> [EXERCISE DESCRIPTION] Every line that includes the word "patient" is to be listed.
.....
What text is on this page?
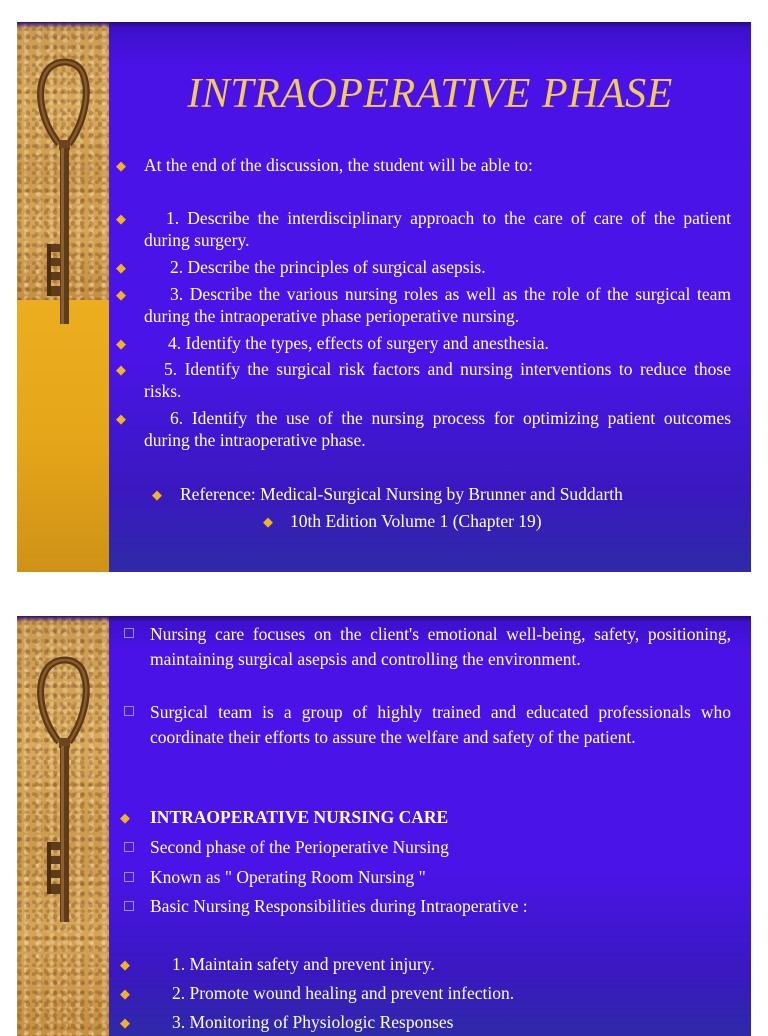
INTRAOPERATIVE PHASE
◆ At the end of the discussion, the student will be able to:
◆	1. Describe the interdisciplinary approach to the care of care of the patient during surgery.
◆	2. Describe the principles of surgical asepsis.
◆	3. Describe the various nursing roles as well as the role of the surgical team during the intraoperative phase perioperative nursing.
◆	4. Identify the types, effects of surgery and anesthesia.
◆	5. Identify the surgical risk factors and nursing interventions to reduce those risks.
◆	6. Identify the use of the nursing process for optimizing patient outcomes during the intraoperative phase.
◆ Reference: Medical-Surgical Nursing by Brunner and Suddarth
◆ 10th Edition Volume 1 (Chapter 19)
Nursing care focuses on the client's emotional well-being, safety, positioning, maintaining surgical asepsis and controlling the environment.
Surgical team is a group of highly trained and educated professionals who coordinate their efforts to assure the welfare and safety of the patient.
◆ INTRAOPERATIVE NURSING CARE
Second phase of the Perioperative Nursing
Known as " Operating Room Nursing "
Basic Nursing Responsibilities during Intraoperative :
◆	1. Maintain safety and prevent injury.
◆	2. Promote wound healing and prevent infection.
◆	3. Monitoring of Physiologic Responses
.....
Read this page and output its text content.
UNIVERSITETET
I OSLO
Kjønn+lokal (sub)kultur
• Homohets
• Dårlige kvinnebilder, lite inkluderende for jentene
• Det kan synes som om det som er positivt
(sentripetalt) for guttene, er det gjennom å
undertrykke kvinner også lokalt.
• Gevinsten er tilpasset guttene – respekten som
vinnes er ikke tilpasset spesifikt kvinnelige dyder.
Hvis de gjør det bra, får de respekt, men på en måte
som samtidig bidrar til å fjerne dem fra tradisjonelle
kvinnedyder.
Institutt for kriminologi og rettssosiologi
.....
> [RESULT OF THE EXERCISE]
◆	1. Describe the interdisciplinary approach to the care of care of the patient during surgery.
◆	6. Identify the use of the nursing process for optimizing patient outcomes during the intraoperative phase.
Surgical team is a group of highly trained and educated professionals who coordinate their efforts to assure the welfare and safety of the patient.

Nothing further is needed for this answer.